Your objective
Copy out every line in which the string "this" occurs.

————————

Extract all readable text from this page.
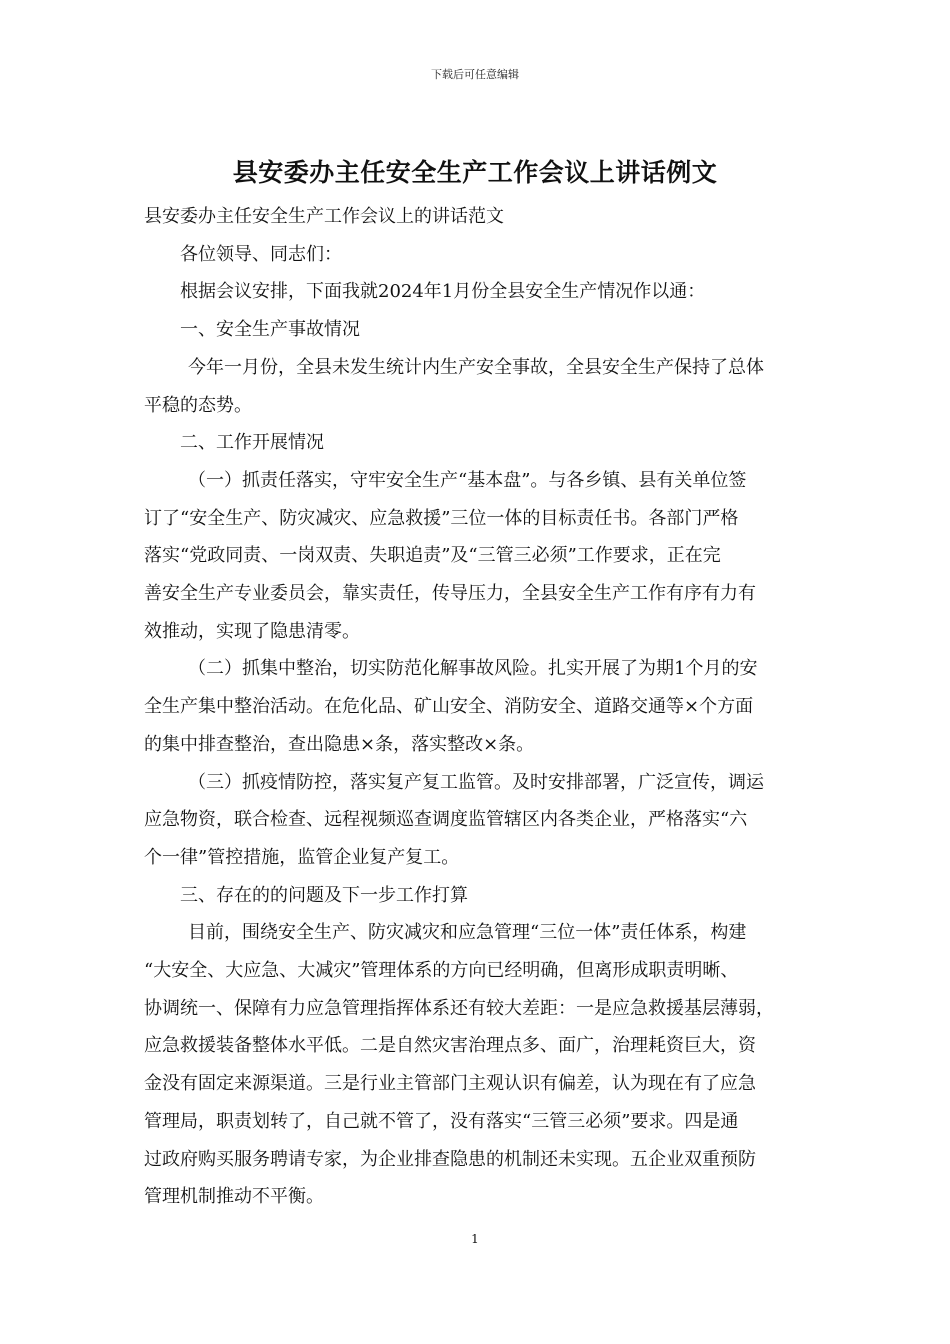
下载后可任意编辑
县安委办主任安全生产工作会议上讲话例文

县安委办主任安全生产工作会议上的讲话范文

各位领导、同志们：

根据会议安排，下面我就2024年1月份全县安全生产情况作以通：

一、安全生产事故情况

今年一月份，全县未发生统计内生产安全事故，全县安全生产保持了总体

平稳的态势。

二、工作开展情况

（一）抓责任落实，守牢安全生产“基本盘”。与各乡镇、县有关单位签

订了“安全生产、防灾减灾、应急救援”三位一体的目标责任书。各部门严格

落实“党政同责、一岗双责、失职追责”及“三管三必须”工作要求，正在完

善安全生产专业委员会，靠实责任，传导压力，全县安全生产工作有序有力有

效推动，实现了隐患清零。

（二）抓集中整治，切实防范化解事故风险。扎实开展了为期1个月的安

全生产集中整治活动。在危化品、矿山安全、消防安全、道路交通等×个方面

的集中排查整治，查出隐患×条，落实整改×条。

（三）抓疫情防控，落实复产复工监管。及时安排部署，广泛宣传，调运

应急物资，联合检查、远程视频巡查调度监管辖区内各类企业，严格落实“六

个一律”管控措施，监管企业复产复工。

三、存在的的问题及下一步工作打算

目前，围绕安全生产、防灾减灾和应急管理“三位一体”责任体系，构建

“大安全、大应急、大减灾”管理体系的方向已经明确，但离形成职责明晰、

协调统一、保障有力应急管理指挥体系还有较大差距：一是应急救援基层薄弱，

应急救援装备整体水平低。二是自然灾害治理点多、面广，治理耗资巨大，资

金没有固定来源渠道。三是行业主管部门主观认识有偏差，认为现在有了应急

管理局，职责划转了，自己就不管了，没有落实“三管三必须”要求。四是通

过政府购买服务聘请专家，为企业排查隐患的机制还未实现。五企业双重预防

管理机制推动不平衡。

1
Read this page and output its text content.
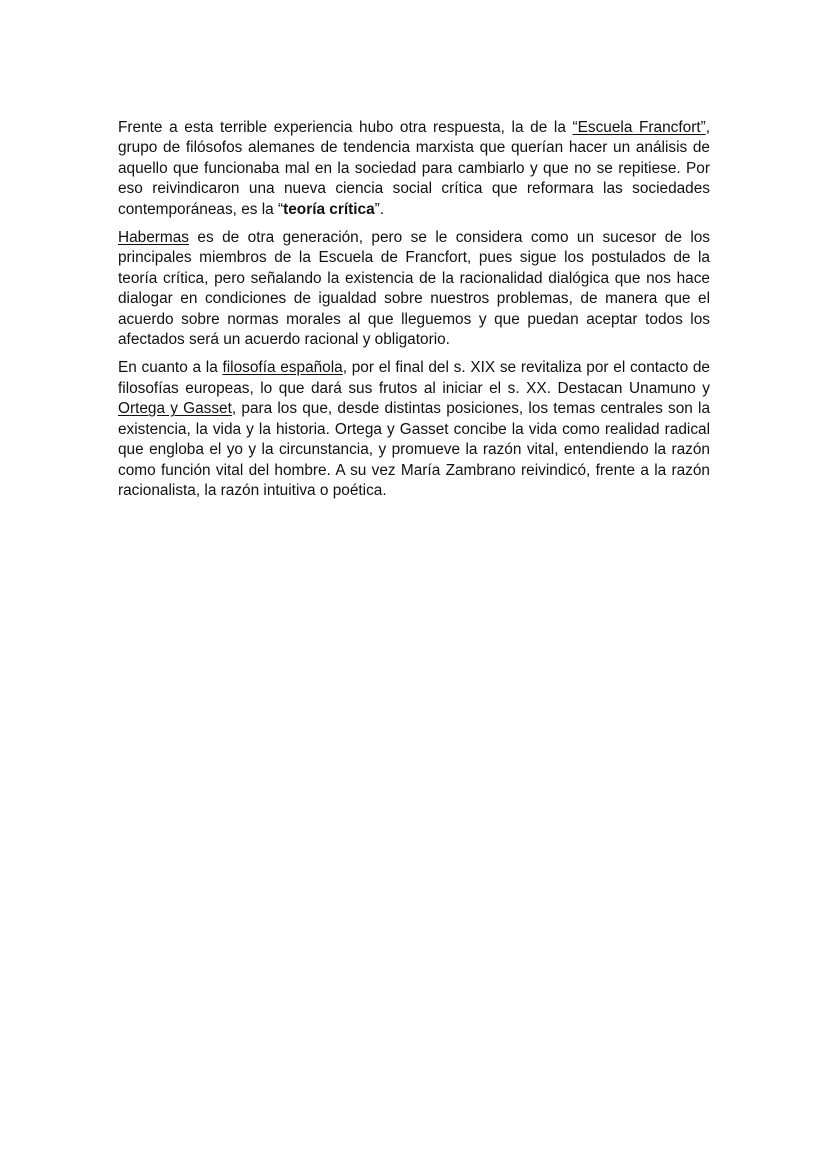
Frente a esta terrible experiencia hubo otra respuesta, la de la “Escuela Francfort”, grupo de filósofos alemanes de tendencia marxista que querían hacer un análisis de aquello que funcionaba mal en la sociedad para cambiarlo y que no se repitiese. Por eso reivindicaron una nueva ciencia social crítica que reformara las sociedades contemporáneas, es la “teoría crítica”.

Habermas es de otra generación, pero se le considera como un sucesor de los principales miembros de la Escuela de Francfort, pues sigue los postulados de la teoría crítica, pero señalando la existencia de la racionalidad dialógica que nos hace dialogar en condiciones de igualdad sobre nuestros problemas, de manera que el acuerdo sobre normas morales al que lleguemos y que puedan aceptar todos los afectados será un acuerdo racional y obligatorio.

En cuanto a la filosofía española, por el final del s. XIX se revitaliza por el contacto de filosofías europeas, lo que dará sus frutos al iniciar el s. XX. Destacan Unamuno y Ortega y Gasset, para los que, desde distintas posiciones, los temas centrales son la existencia, la vida y la historia. Ortega y Gasset concibe la vida como realidad radical que engloba el yo y la circunstancia, y promueve la razón vital, entendiendo la razón como función vital del hombre. A su vez María Zambrano reivindicó, frente a la razón racionalista, la razón intuitiva o poética.
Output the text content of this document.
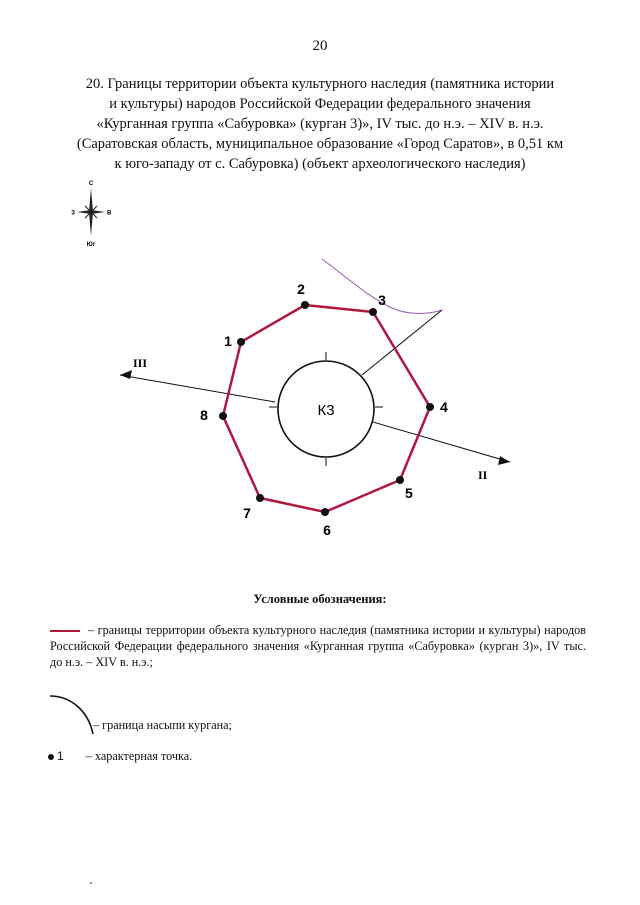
20
20. Границы территории объекта культурного наследия (памятника истории
и культуры) народов Российской Федерации федерального значения
«Курганная группа «Сабуровка» (курган 3)», IV тыс. до н.э. – XIV в. н.э.
(Саратовская область, муниципальное образование «Город Саратов», в 0,51 км
к юго-западу от с. Сабуровка) (объект археологического наследия)
С
З	В
Юг
К3
1
2
3
4
5
6
7
8
III
II
Условные обозначения:
– границы территории объекта культурного наследия (памятника истории и культуры) народов Российской Федерации федерального значения «Курганная группа «Сабуровка» (курган 3)», IV тыс. до н.э. – XIV в. н.э.;
– граница насыпи кургана;
1 – характерная точка.
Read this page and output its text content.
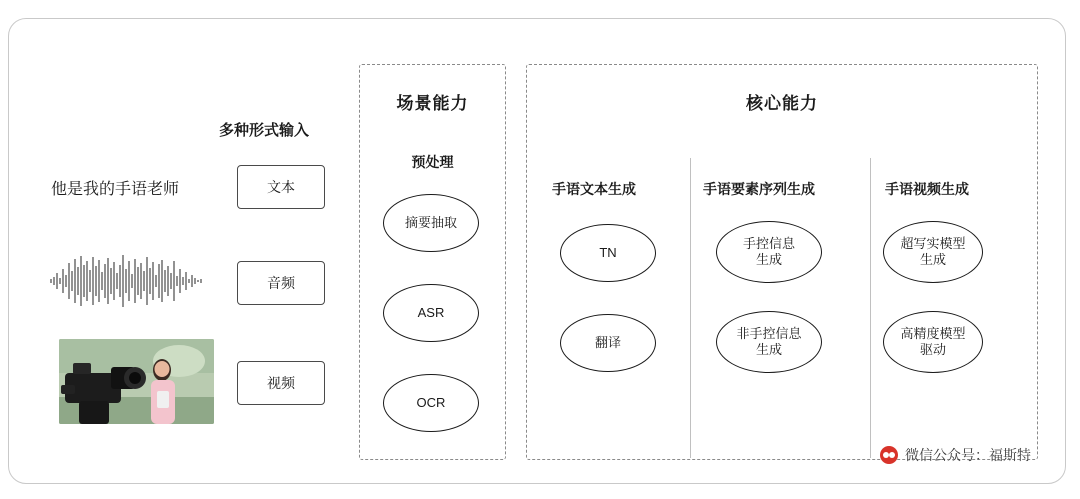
多种形式输入
他是我的手语老师	文本
音频
视频
场景能力
预处理
摘要抽取
ASR
OCR
核心能力
手语文本生成
TN
翻译
手语要素序列生成
手控信息
生成
非手控信息
生成
手语视频生成
超写实模型
生成
高精度模型
驱动
微信公众号：福斯特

————————

Exercise solution
Extract all readable text from this page.
Read this page and output its text content.
Output the text content of this document.
Read this page and output its text content.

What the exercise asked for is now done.